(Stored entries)
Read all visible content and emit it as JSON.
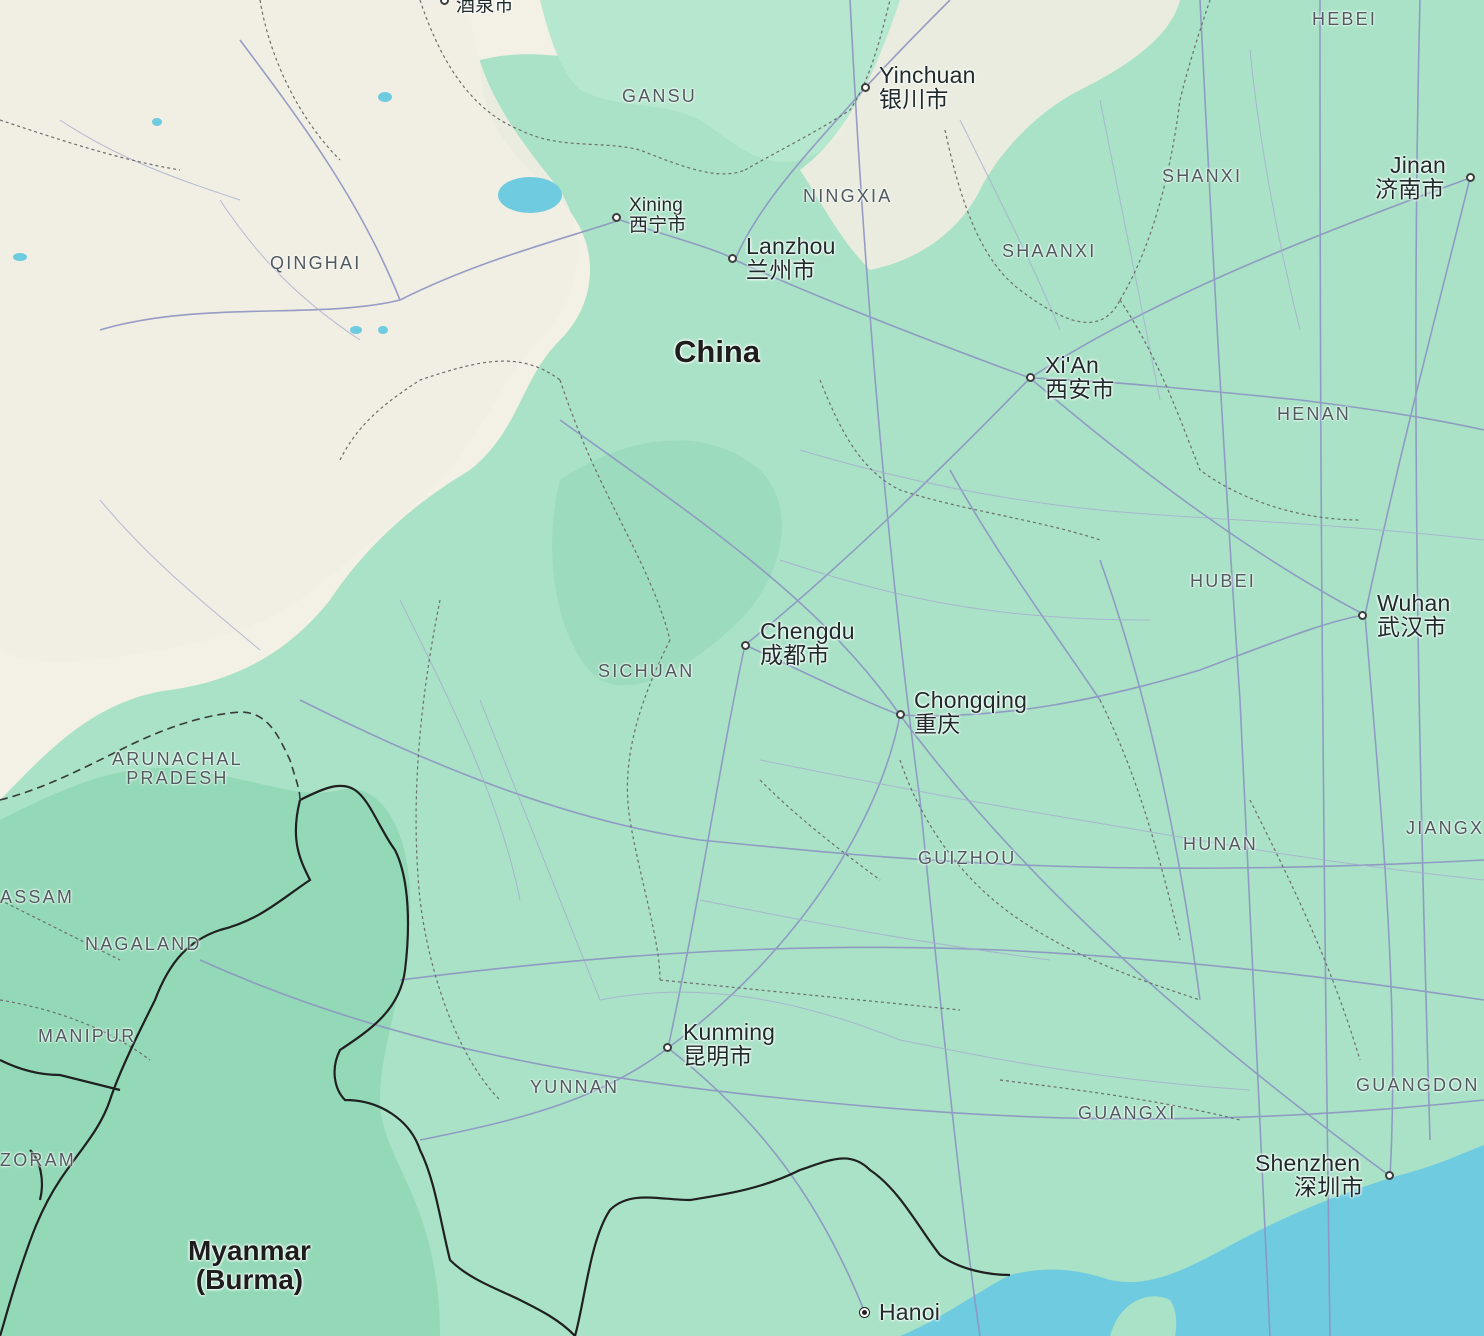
{
  "map": {
    "colors": {
      "land": "#f3f0e6",
      "vegetation": "#9fddc0",
      "vegetation_dark": "#7fcfaa",
      "water": "#6fcbe0",
      "roads": "#8d94c2",
      "border": "#202020"
    },
    "countries": [
      {
        "key": "china",
        "name": "China"
      },
      {
        "key": "myanmar",
        "line1": "Myanmar",
        "line2": "(Burma)"
      }
    ],
    "cities": [
      {
        "key": "jiuquan",
        "zh": "酒泉市"
      },
      {
        "key": "yinchuan",
        "en": "Yinchuan",
        "zh": "银川市"
      },
      {
        "key": "xining",
        "en": "Xining",
        "zh": "西宁市"
      },
      {
        "key": "lanzhou",
        "en": "Lanzhou",
        "zh": "兰州市"
      },
      {
        "key": "jinan",
        "en": "Jinan",
        "zh": "济南市"
      },
      {
        "key": "xian",
        "en": "Xi'An",
        "zh": "西安市"
      },
      {
        "key": "wuhan",
        "en": "Wuhan",
        "zh": "武汉市"
      },
      {
        "key": "chengdu",
        "en": "Chengdu",
        "zh": "成都市"
      },
      {
        "key": "chongqing",
        "en": "Chongqing",
        "zh": "重庆"
      },
      {
        "key": "kunming",
        "en": "Kunming",
        "zh": "昆明市"
      },
      {
        "key": "shenzhen",
        "en": "Shenzhen",
        "zh": "深圳市"
      },
      {
        "key": "hanoi",
        "en": "Hanoi"
      }
    ],
    "regions": [
      {
        "key": "hebei",
        "name": "HEBEI"
      },
      {
        "key": "gansu",
        "name": "GANSU"
      },
      {
        "key": "ningxia",
        "name": "NINGXIA"
      },
      {
        "key": "shanxi",
        "name": "SHANXI"
      },
      {
        "key": "shaanxi",
        "name": "SHAANXI"
      },
      {
        "key": "qinghai",
        "name": "QINGHAI"
      },
      {
        "key": "henan",
        "name": "HENAN"
      },
      {
        "key": "hubei",
        "name": "HUBEI"
      },
      {
        "key": "sichuan",
        "name": "SICHUAN"
      },
      {
        "key": "hunan",
        "name": "HUNAN"
      },
      {
        "key": "jiangxi",
        "name": "JIANGX"
      },
      {
        "key": "guizhou",
        "name": "GUIZHOU"
      },
      {
        "key": "yunnan",
        "name": "YUNNAN"
      },
      {
        "key": "guangxi",
        "name": "GUANGXI"
      },
      {
        "key": "guangdong",
        "name": "GUANGDON"
      },
      {
        "key": "arunachal",
        "line1": "ARUNACHAL",
        "line2": "PRADESH"
      },
      {
        "key": "assam",
        "name": "ASSAM"
      },
      {
        "key": "nagaland",
        "name": "NAGALAND"
      },
      {
        "key": "manipur",
        "name": "MANIPUR"
      },
      {
        "key": "mizoram",
        "name": "ZORAM"
      }
    ]
  }
}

◆ **AIM**:
Pictures in the records above are left out; print everything else exactly as written.

◆ **RESULT FOR THIS TASK**:
Read all visible content and emit it as JSON.
{
  "map": {
    "colors": {
      "land": "#f3f0e6",
      "vegetation": "#9fddc0",
      "vegetation_dark": "#7fcfaa",
      "water": "#6fcbe0",
      "roads": "#8d94c2",
      "border": "#202020"
    },
    "countries": [
      {
        "key": "china",
        "name": "China"
      },
      {
        "key": "myanmar",
        "line1": "Myanmar",
        "line2": "(Burma)"
      }
    ],
    "cities": [
      {
        "key": "jiuquan",
        "zh": "酒泉市"
      },
      {
        "key": "yinchuan",
        "en": "Yinchuan",
        "zh": "银川市"
      },
      {
        "key": "xining",
        "en": "Xining",
        "zh": "西宁市"
      },
      {
        "key": "lanzhou",
        "en": "Lanzhou",
        "zh": "兰州市"
      },
      {
        "key": "jinan",
        "en": "Jinan",
        "zh": "济南市"
      },
      {
        "key": "xian",
        "en": "Xi'An",
        "zh": "西安市"
      },
      {
        "key": "wuhan",
        "en": "Wuhan",
        "zh": "武汉市"
      },
      {
        "key": "chengdu",
        "en": "Chengdu",
        "zh": "成都市"
      },
      {
        "key": "chongqing",
        "en": "Chongqing",
        "zh": "重庆"
      },
      {
        "key": "kunming",
        "en": "Kunming",
        "zh": "昆明市"
      },
      {
        "key": "shenzhen",
        "en": "Shenzhen",
        "zh": "深圳市"
      },
      {
        "key": "hanoi",
        "en": "Hanoi"
      }
    ],
    "regions": [
      {
        "key": "hebei",
        "name": "HEBEI"
      },
      {
        "key": "gansu",
        "name": "GANSU"
      },
      {
        "key": "ningxia",
        "name": "NINGXIA"
      },
      {
        "key": "shanxi",
        "name": "SHANXI"
      },
      {
        "key": "shaanxi",
        "name": "SHAANXI"
      },
      {
        "key": "qinghai",
        "name": "QINGHAI"
      },
      {
        "key": "henan",
        "name": "HENAN"
      },
      {
        "key": "hubei",
        "name": "HUBEI"
      },
      {
        "key": "sichuan",
        "name": "SICHUAN"
      },
      {
        "key": "hunan",
        "name": "HUNAN"
      },
      {
        "key": "jiangxi",
        "name": "JIANGX"
      },
      {
        "key": "guizhou",
        "name": "GUIZHOU"
      },
      {
        "key": "yunnan",
        "name": "YUNNAN"
      },
      {
        "key": "guangxi",
        "name": "GUANGXI"
      },
      {
        "key": "guangdong",
        "name": "GUANGDON"
      },
      {
        "key": "arunachal",
        "line1": "ARUNACHAL",
        "line2": "PRADESH"
      },
      {
        "key": "assam",
        "name": "ASSAM"
      },
      {
        "key": "nagaland",
        "name": "NAGALAND"
      },
      {
        "key": "manipur",
        "name": "MANIPUR"
      },
      {
        "key": "mizoram",
        "name": "ZORAM"
      }
    ]
  }
}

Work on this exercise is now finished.